> _WHAT THIS TASK INVOLVES_:
Reproduce all of the material word for word.

Items from a figure collection:
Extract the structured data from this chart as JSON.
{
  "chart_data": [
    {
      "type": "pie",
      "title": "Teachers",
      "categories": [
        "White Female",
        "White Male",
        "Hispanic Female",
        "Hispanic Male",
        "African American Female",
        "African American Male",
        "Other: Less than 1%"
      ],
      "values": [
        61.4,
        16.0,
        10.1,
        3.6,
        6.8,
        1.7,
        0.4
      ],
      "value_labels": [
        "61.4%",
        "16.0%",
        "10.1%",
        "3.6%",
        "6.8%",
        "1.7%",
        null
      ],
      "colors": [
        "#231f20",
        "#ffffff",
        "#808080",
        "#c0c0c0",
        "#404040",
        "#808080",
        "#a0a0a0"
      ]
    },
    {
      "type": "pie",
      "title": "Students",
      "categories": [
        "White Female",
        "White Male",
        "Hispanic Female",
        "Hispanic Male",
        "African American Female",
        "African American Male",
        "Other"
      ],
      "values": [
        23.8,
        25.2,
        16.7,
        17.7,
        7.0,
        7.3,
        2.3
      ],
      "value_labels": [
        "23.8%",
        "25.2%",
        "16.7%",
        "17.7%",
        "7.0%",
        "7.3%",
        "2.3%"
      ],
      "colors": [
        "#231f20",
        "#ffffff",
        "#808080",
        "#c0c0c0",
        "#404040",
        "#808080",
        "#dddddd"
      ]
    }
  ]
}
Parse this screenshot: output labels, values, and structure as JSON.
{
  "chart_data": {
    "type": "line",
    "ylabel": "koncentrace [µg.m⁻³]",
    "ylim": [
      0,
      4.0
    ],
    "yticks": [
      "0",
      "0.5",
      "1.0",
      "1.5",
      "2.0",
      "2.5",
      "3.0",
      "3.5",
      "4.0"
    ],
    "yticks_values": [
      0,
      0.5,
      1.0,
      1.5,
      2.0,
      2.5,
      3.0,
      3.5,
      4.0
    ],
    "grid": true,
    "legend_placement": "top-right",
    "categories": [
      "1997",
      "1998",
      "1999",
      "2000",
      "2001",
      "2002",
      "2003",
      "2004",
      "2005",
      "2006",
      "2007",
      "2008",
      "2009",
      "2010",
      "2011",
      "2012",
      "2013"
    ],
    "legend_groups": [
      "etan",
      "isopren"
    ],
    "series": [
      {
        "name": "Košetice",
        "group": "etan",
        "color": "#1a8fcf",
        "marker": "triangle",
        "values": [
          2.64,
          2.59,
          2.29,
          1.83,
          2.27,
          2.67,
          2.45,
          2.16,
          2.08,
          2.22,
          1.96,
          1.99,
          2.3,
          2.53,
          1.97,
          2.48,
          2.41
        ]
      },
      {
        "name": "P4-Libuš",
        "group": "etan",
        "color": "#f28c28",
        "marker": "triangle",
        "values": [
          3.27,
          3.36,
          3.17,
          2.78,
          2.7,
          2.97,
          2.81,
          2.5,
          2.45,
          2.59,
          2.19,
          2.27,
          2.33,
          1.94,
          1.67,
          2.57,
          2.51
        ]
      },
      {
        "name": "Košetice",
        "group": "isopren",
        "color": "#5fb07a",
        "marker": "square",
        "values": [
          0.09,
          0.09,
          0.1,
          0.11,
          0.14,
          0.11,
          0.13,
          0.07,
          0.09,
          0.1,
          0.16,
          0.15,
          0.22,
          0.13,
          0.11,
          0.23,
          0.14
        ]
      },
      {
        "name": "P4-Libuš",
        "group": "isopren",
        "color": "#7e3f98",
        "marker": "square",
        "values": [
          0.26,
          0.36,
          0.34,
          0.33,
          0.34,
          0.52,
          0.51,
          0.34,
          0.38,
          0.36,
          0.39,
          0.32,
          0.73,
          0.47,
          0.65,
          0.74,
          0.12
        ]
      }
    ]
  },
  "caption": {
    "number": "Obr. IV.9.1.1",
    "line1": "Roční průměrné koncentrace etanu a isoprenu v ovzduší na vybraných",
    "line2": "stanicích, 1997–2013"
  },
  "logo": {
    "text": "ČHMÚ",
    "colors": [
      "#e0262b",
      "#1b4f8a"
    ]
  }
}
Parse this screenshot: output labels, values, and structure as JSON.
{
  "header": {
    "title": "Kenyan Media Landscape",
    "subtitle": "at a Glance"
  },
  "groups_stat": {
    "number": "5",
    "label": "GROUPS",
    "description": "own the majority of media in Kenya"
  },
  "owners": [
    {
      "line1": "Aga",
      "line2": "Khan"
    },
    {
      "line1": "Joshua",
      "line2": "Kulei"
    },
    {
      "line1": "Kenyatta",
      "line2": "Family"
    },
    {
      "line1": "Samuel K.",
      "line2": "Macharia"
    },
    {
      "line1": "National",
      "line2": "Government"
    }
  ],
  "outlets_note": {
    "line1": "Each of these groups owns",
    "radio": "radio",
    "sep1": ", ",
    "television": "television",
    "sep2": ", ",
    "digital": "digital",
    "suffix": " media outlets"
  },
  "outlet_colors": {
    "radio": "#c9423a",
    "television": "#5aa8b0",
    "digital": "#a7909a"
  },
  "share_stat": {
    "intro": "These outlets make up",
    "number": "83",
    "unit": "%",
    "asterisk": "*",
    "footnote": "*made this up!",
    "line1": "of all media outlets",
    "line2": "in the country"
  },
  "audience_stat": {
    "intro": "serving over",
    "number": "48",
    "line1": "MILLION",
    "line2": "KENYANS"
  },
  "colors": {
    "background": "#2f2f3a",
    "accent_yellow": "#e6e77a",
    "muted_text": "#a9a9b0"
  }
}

> _COMPLETED EXERCISE_:
Extract the structured data from this chart as JSON.
{
  "chart_data": [
    {
      "type": "pie",
      "title": "Teachers",
      "categories": [
        "White Female",
        "White Male",
        "Hispanic Female",
        "Hispanic Male",
        "African American Female",
        "African American Male",
        "Other: Less than 1%"
      ],
      "values": [
        61.4,
        16.0,
        10.1,
        3.6,
        6.8,
        1.7,
        0.4
      ],
      "value_labels": [
        "61.4%",
        "16.0%",
        "10.1%",
        "3.6%",
        "6.8%",
        "1.7%",
        null
      ],
      "colors": [
        "#231f20",
        "#ffffff",
        "#808080",
        "#c0c0c0",
        "#404040",
        "#808080",
        "#a0a0a0"
      ]
    },
    {
      "type": "pie",
      "title": "Students",
      "categories": [
        "White Female",
        "White Male",
        "Hispanic Female",
        "Hispanic Male",
        "African American Female",
        "African American Male",
        "Other"
      ],
      "values": [
        23.8,
        25.2,
        16.7,
        17.7,
        7.0,
        7.3,
        2.3
      ],
      "value_labels": [
        "23.8%",
        "25.2%",
        "16.7%",
        "17.7%",
        "7.0%",
        "7.3%",
        "2.3%"
      ],
      "colors": [
        "#231f20",
        "#ffffff",
        "#808080",
        "#c0c0c0",
        "#404040",
        "#808080",
        "#dddddd"
      ]
    }
  ]
}
Parse this screenshot: output labels, values, and structure as JSON.
{
  "chart_data": {
    "type": "line",
    "ylabel": "koncentrace [µg.m⁻³]",
    "ylim": [
      0,
      4.0
    ],
    "yticks": [
      "0",
      "0.5",
      "1.0",
      "1.5",
      "2.0",
      "2.5",
      "3.0",
      "3.5",
      "4.0"
    ],
    "yticks_values": [
      0,
      0.5,
      1.0,
      1.5,
      2.0,
      2.5,
      3.0,
      3.5,
      4.0
    ],
    "grid": true,
    "legend_placement": "top-right",
    "categories": [
      "1997",
      "1998",
      "1999",
      "2000",
      "2001",
      "2002",
      "2003",
      "2004",
      "2005",
      "2006",
      "2007",
      "2008",
      "2009",
      "2010",
      "2011",
      "2012",
      "2013"
    ],
    "legend_groups": [
      "etan",
      "isopren"
    ],
    "series": [
      {
        "name": "Košetice",
        "group": "etan",
        "color": "#1a8fcf",
        "marker": "triangle",
        "values": [
          2.64,
          2.59,
          2.29,
          1.83,
          2.27,
          2.67,
          2.45,
          2.16,
          2.08,
          2.22,
          1.96,
          1.99,
          2.3,
          2.53,
          1.97,
          2.48,
          2.41
        ]
      },
      {
        "name": "P4-Libuš",
        "group": "etan",
        "color": "#f28c28",
        "marker": "triangle",
        "values": [
          3.27,
          3.36,
          3.17,
          2.78,
          2.7,
          2.97,
          2.81,
          2.5,
          2.45,
          2.59,
          2.19,
          2.27,
          2.33,
          1.94,
          1.67,
          2.57,
          2.51
        ]
      },
      {
        "name": "Košetice",
        "group": "isopren",
        "color": "#5fb07a",
        "marker": "square",
        "values": [
          0.09,
          0.09,
          0.1,
          0.11,
          0.14,
          0.11,
          0.13,
          0.07,
          0.09,
          0.1,
          0.16,
          0.15,
          0.22,
          0.13,
          0.11,
          0.23,
          0.14
        ]
      },
      {
        "name": "P4-Libuš",
        "group": "isopren",
        "color": "#7e3f98",
        "marker": "square",
        "values": [
          0.26,
          0.36,
          0.34,
          0.33,
          0.34,
          0.52,
          0.51,
          0.34,
          0.38,
          0.36,
          0.39,
          0.32,
          0.73,
          0.47,
          0.65,
          0.74,
          0.12
        ]
      }
    ]
  },
  "caption": {
    "number": "Obr. IV.9.1.1",
    "line1": "Roční průměrné koncentrace etanu a isoprenu v ovzduší na vybraných",
    "line2": "stanicích, 1997–2013"
  },
  "logo": {
    "text": "ČHMÚ",
    "colors": [
      "#e0262b",
      "#1b4f8a"
    ]
  }
}
Parse this screenshot: output labels, values, and structure as JSON.
{
  "header": {
    "title": "Kenyan Media Landscape",
    "subtitle": "at a Glance"
  },
  "groups_stat": {
    "number": "5",
    "label": "GROUPS",
    "description": "own the majority of media in Kenya"
  },
  "owners": [
    {
      "line1": "Aga",
      "line2": "Khan"
    },
    {
      "line1": "Joshua",
      "line2": "Kulei"
    },
    {
      "line1": "Kenyatta",
      "line2": "Family"
    },
    {
      "line1": "Samuel K.",
      "line2": "Macharia"
    },
    {
      "line1": "National",
      "line2": "Government"
    }
  ],
  "outlets_note": {
    "line1": "Each of these groups owns",
    "radio": "radio",
    "sep1": ", ",
    "television": "television",
    "sep2": ", ",
    "digital": "digital",
    "suffix": " media outlets"
  },
  "outlet_colors": {
    "radio": "#c9423a",
    "television": "#5aa8b0",
    "digital": "#a7909a"
  },
  "share_stat": {
    "intro": "These outlets make up",
    "number": "83",
    "unit": "%",
    "asterisk": "*",
    "footnote": "*made this up!",
    "line1": "of all media outlets",
    "line2": "in the country"
  },
  "audience_stat": {
    "intro": "serving over",
    "number": "48",
    "line1": "MILLION",
    "line2": "KENYANS"
  },
  "colors": {
    "background": "#2f2f3a",
    "accent_yellow": "#e6e77a",
    "muted_text": "#a9a9b0"
  }
}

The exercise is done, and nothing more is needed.